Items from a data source
┄┄┄┄┄┄┄┄┄┄┄┄┄┄┄┄┄┄┄┄
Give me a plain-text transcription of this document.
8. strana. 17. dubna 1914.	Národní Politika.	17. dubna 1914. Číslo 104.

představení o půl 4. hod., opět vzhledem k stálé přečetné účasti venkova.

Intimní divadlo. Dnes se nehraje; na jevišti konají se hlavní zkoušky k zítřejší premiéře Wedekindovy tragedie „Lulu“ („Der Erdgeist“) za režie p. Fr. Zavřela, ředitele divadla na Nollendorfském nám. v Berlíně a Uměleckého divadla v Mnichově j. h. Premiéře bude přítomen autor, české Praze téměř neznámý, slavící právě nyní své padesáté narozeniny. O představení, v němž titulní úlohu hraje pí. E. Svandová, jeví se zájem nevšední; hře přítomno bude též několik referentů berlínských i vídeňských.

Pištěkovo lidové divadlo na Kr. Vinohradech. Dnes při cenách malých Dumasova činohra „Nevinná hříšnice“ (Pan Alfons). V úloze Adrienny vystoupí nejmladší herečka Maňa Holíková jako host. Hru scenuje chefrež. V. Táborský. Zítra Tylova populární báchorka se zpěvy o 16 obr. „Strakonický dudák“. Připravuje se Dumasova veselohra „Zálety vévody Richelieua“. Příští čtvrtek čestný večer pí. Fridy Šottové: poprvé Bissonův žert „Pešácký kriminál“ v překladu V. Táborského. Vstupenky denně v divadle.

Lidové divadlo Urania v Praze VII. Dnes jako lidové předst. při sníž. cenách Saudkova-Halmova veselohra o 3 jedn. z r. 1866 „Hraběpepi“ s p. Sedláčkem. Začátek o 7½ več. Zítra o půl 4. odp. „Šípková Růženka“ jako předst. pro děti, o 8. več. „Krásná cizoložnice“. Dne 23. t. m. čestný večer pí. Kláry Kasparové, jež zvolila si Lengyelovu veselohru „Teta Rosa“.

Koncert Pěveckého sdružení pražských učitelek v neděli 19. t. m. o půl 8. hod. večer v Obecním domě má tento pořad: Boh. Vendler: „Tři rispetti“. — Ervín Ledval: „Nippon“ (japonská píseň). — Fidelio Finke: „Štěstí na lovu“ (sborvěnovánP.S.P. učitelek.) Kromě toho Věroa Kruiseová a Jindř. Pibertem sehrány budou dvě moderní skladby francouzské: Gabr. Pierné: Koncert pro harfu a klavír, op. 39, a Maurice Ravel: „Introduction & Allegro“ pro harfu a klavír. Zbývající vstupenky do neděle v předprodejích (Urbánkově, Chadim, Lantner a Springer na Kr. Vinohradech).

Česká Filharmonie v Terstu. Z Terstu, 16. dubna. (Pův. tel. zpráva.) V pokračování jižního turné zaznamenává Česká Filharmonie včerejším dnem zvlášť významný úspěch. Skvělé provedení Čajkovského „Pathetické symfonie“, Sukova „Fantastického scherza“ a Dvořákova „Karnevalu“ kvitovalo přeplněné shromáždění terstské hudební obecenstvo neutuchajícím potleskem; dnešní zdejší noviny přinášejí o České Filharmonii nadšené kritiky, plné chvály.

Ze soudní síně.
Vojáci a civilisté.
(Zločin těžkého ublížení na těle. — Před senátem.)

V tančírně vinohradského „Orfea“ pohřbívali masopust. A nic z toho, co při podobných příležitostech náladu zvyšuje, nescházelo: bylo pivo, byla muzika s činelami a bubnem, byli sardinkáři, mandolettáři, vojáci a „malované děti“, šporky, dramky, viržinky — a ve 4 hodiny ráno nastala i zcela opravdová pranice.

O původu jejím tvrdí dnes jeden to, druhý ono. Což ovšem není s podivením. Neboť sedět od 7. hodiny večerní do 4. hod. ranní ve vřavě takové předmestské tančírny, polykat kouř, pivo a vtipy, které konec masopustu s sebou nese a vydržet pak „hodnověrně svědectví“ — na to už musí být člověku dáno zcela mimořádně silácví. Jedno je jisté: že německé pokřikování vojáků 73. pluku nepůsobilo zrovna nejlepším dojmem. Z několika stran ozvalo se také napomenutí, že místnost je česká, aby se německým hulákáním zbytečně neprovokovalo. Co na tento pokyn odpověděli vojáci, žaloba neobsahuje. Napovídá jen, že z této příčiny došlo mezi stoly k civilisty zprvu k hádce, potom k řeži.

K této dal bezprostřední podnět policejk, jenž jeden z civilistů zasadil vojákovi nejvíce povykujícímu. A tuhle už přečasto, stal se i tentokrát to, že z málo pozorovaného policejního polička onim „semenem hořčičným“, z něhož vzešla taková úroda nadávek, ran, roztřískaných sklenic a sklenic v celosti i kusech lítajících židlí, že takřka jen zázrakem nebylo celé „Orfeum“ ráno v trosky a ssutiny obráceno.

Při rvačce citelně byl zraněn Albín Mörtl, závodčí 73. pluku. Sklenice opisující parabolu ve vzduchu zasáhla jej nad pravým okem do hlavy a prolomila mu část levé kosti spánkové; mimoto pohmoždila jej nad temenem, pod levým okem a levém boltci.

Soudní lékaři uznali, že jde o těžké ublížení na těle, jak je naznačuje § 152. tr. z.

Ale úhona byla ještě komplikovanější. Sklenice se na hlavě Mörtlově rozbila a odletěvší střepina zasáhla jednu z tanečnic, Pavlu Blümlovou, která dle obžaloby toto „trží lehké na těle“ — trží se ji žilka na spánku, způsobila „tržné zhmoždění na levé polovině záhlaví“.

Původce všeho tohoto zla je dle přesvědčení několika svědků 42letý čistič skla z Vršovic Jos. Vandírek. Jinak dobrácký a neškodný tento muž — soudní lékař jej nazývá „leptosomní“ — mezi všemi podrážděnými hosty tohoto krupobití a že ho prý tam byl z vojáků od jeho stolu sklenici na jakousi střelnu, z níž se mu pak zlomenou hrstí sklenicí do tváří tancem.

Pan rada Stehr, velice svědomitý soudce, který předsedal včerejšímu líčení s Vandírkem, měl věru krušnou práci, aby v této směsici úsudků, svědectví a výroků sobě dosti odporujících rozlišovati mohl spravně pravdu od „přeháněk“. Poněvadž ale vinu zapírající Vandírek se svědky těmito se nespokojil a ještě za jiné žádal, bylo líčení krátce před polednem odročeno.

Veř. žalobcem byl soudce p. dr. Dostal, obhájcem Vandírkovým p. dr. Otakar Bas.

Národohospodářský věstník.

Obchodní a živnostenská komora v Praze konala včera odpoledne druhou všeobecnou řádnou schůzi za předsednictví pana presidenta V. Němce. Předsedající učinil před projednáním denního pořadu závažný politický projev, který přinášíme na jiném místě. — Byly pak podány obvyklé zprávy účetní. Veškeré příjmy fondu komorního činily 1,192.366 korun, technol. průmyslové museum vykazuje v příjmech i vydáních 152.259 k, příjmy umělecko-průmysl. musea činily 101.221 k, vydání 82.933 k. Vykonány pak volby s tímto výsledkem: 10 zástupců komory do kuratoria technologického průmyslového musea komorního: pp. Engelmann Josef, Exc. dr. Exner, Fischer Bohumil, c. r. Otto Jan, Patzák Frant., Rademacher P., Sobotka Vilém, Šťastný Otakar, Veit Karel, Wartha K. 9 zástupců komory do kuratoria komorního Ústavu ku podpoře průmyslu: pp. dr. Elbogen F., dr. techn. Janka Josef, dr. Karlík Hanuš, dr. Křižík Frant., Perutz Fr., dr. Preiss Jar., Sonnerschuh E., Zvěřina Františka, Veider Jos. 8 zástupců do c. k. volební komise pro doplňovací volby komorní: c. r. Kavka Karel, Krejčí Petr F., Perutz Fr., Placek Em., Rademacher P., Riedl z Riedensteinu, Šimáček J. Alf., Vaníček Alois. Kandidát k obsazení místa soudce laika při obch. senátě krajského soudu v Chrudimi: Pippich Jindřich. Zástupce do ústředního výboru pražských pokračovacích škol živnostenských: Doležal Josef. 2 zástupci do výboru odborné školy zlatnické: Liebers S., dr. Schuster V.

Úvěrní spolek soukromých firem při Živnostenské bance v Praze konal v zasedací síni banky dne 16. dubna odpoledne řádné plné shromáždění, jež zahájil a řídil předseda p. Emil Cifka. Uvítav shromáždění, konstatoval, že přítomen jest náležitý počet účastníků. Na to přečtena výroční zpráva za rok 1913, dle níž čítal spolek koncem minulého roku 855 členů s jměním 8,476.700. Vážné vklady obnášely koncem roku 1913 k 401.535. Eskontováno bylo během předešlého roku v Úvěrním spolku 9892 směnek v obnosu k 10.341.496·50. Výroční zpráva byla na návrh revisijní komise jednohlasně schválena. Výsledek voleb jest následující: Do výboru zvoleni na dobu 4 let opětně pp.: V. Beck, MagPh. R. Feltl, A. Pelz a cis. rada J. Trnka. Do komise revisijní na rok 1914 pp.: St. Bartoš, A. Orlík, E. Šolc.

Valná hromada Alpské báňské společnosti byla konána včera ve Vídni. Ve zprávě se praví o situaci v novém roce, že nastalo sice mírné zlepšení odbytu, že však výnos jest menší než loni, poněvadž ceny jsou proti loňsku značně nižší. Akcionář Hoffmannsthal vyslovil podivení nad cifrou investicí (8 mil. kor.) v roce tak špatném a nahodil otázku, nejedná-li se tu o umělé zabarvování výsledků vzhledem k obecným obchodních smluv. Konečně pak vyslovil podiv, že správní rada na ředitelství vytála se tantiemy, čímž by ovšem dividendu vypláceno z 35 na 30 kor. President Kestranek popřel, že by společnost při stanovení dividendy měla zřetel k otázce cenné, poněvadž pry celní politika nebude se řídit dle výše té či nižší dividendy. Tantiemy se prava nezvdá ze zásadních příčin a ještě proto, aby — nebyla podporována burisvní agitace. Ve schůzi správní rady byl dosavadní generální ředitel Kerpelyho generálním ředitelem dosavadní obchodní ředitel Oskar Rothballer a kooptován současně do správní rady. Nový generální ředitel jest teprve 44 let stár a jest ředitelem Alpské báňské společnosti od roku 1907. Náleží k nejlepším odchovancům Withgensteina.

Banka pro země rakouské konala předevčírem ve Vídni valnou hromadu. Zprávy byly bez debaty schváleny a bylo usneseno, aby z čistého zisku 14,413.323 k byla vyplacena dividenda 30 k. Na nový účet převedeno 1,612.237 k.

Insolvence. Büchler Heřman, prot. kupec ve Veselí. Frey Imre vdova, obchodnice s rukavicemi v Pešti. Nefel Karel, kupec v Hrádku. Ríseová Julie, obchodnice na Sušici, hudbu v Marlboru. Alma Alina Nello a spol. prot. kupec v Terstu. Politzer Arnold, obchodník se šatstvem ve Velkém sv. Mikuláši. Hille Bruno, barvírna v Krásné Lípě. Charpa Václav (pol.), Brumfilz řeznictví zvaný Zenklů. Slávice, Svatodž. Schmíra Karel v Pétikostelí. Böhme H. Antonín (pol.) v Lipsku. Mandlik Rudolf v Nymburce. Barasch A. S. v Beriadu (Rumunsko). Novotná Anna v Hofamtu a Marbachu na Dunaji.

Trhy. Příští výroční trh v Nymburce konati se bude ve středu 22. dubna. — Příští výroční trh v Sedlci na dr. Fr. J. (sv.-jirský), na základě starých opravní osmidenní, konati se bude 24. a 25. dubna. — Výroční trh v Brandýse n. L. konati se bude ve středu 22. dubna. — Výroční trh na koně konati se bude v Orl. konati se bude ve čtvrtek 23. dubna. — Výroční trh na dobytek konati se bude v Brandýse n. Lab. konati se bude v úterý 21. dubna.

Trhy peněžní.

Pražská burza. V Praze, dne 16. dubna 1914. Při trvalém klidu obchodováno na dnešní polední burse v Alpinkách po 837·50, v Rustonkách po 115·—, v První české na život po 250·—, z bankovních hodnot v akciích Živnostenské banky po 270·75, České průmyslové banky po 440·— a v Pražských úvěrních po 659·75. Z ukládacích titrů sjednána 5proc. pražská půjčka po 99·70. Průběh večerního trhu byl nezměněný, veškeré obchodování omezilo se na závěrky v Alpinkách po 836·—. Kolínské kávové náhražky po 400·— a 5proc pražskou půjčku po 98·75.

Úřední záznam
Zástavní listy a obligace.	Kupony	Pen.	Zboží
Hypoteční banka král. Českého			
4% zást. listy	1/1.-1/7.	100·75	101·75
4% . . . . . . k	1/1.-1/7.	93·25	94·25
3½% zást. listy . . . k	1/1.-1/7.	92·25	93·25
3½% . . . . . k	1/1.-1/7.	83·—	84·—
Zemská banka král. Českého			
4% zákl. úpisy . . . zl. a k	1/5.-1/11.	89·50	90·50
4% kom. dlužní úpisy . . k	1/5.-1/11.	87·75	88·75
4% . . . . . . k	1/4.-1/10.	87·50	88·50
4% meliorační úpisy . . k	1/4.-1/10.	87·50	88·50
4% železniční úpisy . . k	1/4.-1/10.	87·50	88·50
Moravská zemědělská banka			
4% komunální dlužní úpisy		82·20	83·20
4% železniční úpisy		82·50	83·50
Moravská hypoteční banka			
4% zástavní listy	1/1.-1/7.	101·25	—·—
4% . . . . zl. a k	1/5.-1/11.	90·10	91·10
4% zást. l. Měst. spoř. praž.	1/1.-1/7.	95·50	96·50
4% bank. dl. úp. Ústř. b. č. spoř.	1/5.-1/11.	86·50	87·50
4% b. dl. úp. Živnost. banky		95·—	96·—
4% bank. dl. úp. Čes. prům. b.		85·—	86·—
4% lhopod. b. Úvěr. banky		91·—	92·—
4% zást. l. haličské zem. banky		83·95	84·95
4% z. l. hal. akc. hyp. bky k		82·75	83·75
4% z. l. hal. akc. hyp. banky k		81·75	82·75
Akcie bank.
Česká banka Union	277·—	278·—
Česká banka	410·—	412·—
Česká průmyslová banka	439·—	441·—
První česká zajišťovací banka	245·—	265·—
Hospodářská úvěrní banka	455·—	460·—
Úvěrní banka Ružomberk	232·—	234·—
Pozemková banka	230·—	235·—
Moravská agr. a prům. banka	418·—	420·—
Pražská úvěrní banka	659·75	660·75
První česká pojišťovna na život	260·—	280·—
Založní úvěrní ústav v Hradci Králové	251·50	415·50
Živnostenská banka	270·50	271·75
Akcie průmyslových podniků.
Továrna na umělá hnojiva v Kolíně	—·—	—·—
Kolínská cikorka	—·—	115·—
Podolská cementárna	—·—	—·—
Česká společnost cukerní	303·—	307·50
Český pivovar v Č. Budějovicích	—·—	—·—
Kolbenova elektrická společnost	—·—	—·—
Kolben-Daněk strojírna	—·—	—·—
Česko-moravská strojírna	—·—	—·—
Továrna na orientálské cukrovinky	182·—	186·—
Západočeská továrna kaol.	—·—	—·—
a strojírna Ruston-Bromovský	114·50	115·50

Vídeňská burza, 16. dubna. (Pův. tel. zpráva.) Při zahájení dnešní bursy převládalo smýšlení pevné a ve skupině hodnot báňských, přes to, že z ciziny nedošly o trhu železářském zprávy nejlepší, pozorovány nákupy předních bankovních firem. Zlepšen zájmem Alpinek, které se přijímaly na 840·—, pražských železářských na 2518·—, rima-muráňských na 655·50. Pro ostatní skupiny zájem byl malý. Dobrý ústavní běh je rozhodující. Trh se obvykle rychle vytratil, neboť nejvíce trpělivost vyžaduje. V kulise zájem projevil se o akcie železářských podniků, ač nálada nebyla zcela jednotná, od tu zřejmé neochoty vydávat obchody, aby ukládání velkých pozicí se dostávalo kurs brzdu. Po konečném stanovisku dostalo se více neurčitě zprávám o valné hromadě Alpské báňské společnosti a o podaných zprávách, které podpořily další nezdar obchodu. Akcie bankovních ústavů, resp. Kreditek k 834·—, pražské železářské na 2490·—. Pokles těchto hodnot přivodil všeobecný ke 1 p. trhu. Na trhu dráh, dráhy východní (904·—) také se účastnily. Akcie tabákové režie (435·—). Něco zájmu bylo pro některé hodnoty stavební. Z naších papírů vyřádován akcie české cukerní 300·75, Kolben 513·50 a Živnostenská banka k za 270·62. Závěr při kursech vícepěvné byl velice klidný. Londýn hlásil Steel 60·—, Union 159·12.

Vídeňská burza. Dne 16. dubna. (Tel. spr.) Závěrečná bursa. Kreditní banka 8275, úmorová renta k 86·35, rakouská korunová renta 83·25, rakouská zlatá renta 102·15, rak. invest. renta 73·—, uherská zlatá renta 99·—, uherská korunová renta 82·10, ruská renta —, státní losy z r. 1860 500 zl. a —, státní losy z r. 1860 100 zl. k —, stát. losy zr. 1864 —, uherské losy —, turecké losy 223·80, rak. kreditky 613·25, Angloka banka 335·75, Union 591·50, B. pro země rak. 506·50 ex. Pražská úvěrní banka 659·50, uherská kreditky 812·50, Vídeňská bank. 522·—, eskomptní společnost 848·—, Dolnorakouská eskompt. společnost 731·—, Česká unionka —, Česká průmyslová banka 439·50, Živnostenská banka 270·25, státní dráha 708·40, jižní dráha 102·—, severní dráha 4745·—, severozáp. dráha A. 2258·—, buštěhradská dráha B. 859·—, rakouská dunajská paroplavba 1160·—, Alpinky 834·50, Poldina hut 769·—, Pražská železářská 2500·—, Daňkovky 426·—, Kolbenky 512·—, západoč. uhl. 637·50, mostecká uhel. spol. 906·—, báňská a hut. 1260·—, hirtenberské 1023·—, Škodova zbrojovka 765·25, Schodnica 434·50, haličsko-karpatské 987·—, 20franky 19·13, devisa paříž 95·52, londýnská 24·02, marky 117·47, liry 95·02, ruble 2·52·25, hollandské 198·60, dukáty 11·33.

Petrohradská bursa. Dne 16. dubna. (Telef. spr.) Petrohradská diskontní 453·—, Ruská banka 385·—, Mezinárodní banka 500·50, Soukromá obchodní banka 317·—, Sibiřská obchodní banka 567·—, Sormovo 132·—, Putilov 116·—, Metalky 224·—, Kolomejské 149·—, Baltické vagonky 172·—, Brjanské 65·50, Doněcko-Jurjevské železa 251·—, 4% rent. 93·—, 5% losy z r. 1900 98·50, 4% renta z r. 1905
┄┄┄┄┄┄┄┄┄┄┄┄┄┄┄┄┄┄┄┄
- Description of the task
Copy all lines from the listing that contain "Trhy".

- Finished exercise
Trhy. Příští výroční trh v Nymburce konati se bude ve středu 22. dubna. — Příští výroční trh v Sedlci na dr. Fr. J. (sv.-jirský), na základě starých opravní osmidenní, konati se bude 24. a 25. dubna. — Výroční trh v Brandýse n. L. konati se bude ve středu 22. dubna. — Výroční trh na koně konati se bude v Orl. konati se bude ve čtvrtek 23. dubna. — Výroční trh na dobytek konati se bude v Brandýse n. Lab. konati se bude v úterý 21. dubna.
Trhy peněžní.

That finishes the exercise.